* [Exercise brief]
Check every line of the entries for "fully", and copy the lines that hold it.

◇ ◇ ◇ ◇ ◇ ◇ ◇

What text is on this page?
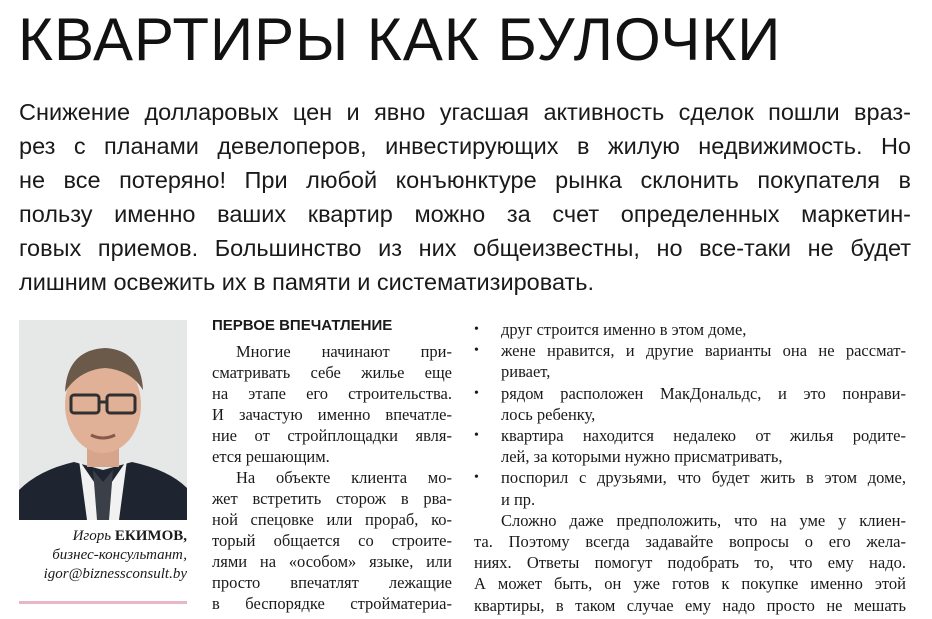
КВАРТИРЫ КАК БУЛОЧКИ
Снижение долларовых цен и явно угасшая активность сделок пошли враз-
рез с планами девелоперов, инвестирующих в жилую недвижимость. Но
не все потеряно! При любой конъюнктуре рынка склонить покупателя в
пользу именно ваших квартир можно за счет определенных маркетин-
говых приемов. Большинство из них общеизвестны, но все-таки не будет
лишним освежить их в памяти и систематизировать.
Игорь ЕКИМОВ,
бизнес-консультант,
igor@biznessconsult.by
ПЕРВОЕ ВПЕЧАТЛЕНИЕ
Многие начинают при-
сматривать себе жилье еще
на этапе его строительства.
И зачастую именно впечатле-
ние от стройплощадки явля-
ется решающим.
На объекте клиента мо-
жет встретить сторож в рва-
ной спецовке или прораб, ко-
торый общается со строите-
лями на «особом» языке, или
просто впечатлят лежащие
в беспорядке стройматериа-
•	друг строится именно в этом доме,
•	жене нравится, и другие варианты она не рассмат-
ривает,
•	рядом расположен МакДональдс, и это понрави-
лось ребенку,
•	квартира находится недалеко от жилья родите-
лей, за которыми нужно присматривать,
•	поспорил с друзьями, что будет жить в этом доме,
и пр.
Сложно даже предположить, что на уме у клиен-
та. Поэтому всегда задавайте вопросы о его жела-
ниях. Ответы помогут подобрать то, что ему надо.
А может быть, он уже готов к покупке именно этой
квартиры, в таком случае ему надо просто не мешать
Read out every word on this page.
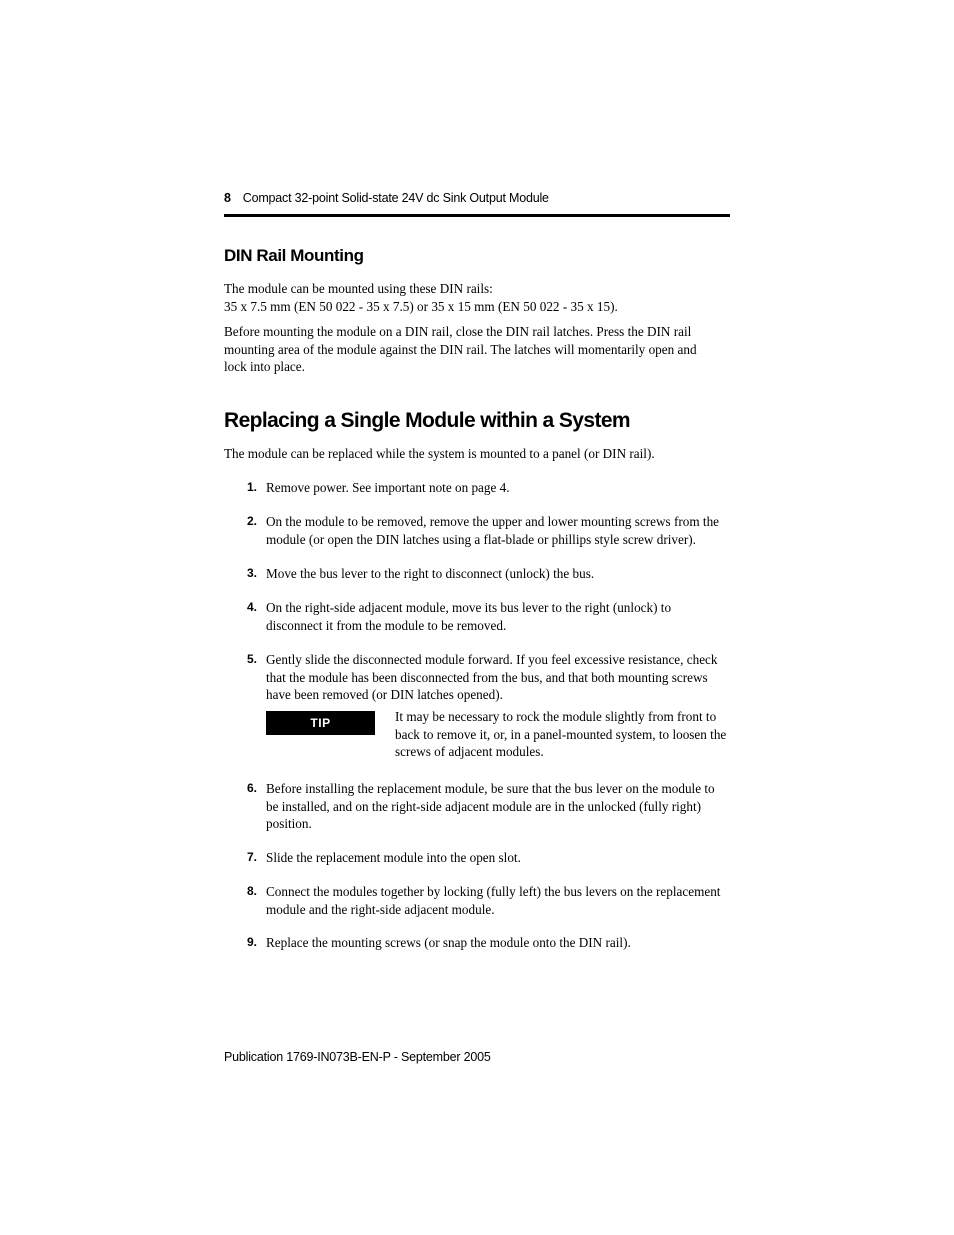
8 Compact 32-point Solid-state 24V dc Sink Output Module
DIN Rail Mounting

The module can be mounted using these DIN rails:
35 x 7.5 mm (EN 50 022 - 35 x 7.5) or 35 x 15 mm (EN 50 022 - 35 x 15).

Before mounting the module on a DIN rail, close the DIN rail latches. Press the DIN rail mounting area of the module against the DIN rail. The latches will momentarily open and lock into place.

Replacing a Single Module within a System

The module can be replaced while the system is mounted to a panel (or DIN rail).

1. Remove power. See important note on page 4.
2. On the module to be removed, remove the upper and lower mounting screws from the module (or open the DIN latches using a flat-blade or phillips style screw driver).
3. Move the bus lever to the right to disconnect (unlock) the bus.
4. On the right-side adjacent module, move its bus lever to the right (unlock) to disconnect it from the module to be removed.
5. Gently slide the disconnected module forward. If you feel excessive resistance, check that the module has been disconnected from the bus, and that both mounting screws have been removed (or DIN latches opened).
TIP	It may be necessary to rock the module slightly from front to back to remove it, or, in a panel-mounted system, to loosen the screws of adjacent modules.
6. Before installing the replacement module, be sure that the bus lever on the module to be installed, and on the right-side adjacent module are in the unlocked (fully right) position.
7. Slide the replacement module into the open slot.
8. Connect the modules together by locking (fully left) the bus levers on the replacement module and the right-side adjacent module.
9. Replace the mounting screws (or snap the module onto the DIN rail).
Publication 1769-IN073B-EN-P - September 2005
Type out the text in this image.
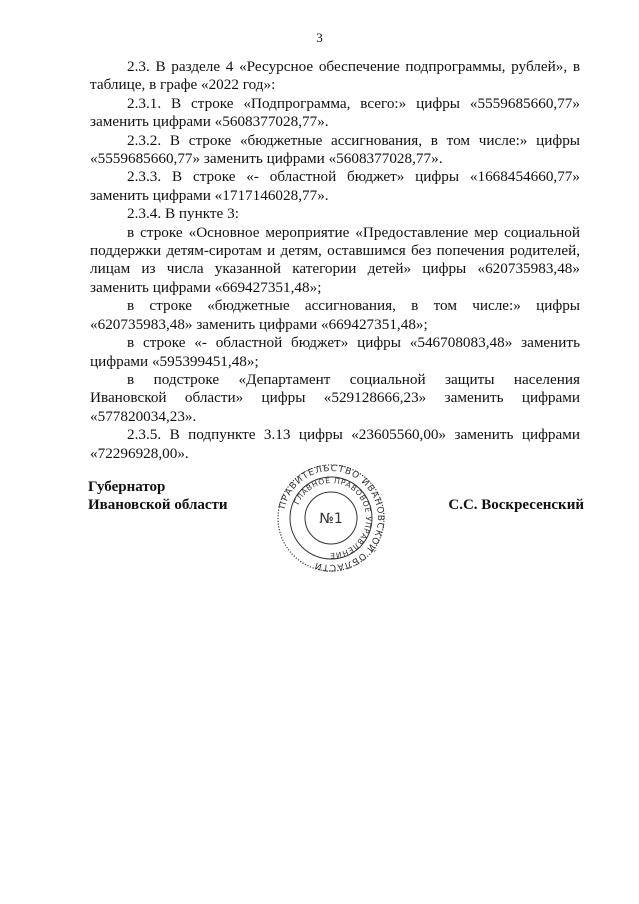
3

2.3. В разделе 4 «Ресурсное обеспечение подпрограммы, рублей», в таблице, в графе «2022 год»:

2.3.1. В строке «Подпрограмма, всего:» цифры «5559685660,77» заменить цифрами «5608377028,77».

2.3.2. В строке «бюджетные ассигнования, в том числе:» цифры «5559685660,77» заменить цифрами «5608377028,77».

2.3.3. В строке «- областной бюджет» цифры «1668454660,77» заменить цифрами «1717146028,77».

2.3.4. В пункте 3:

в строке «Основное мероприятие «Предоставление мер социальной поддержки детям-сиротам и детям, оставшимся без попечения родителей, лицам из числа указанной категории детей» цифры «620735983,48» заменить цифрами «669427351,48»;

в строке «бюджетные ассигнования, в том числе:» цифры «620735983,48» заменить цифрами «669427351,48»;

в строке «- областной бюджет» цифры «546708083,48» заменить цифрами «595399451,48»;

в подстроке «Департамент социальной защиты населения Ивановской области» цифры «529128666,23» заменить цифрами «577820034,23».

2.3.5. В подпункте 3.13 цифры «23605560,00» заменить цифрами «72296928,00».

Губернатор
Ивановской области	ПРАВИТЕЛЬСТВО ИВАНОВСКОЙ ОБЛАСТИ
ГЛАВНОЕ ПРАВОВОЕ УПРАВЛЕНИЕ
№1
С.С. Воскресенский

◇ ◇ ◇ ◇ ◇ ◇ ◇

* [Result of this exercise]
6. Before installing the replacement module, be sure that the bus lever on the module to be installed, and on the right-side adjacent module are in the unlocked (fully right) position.
8. Connect the modules together by locking (fully left) the bus levers on the replacement module and the right-side adjacent module.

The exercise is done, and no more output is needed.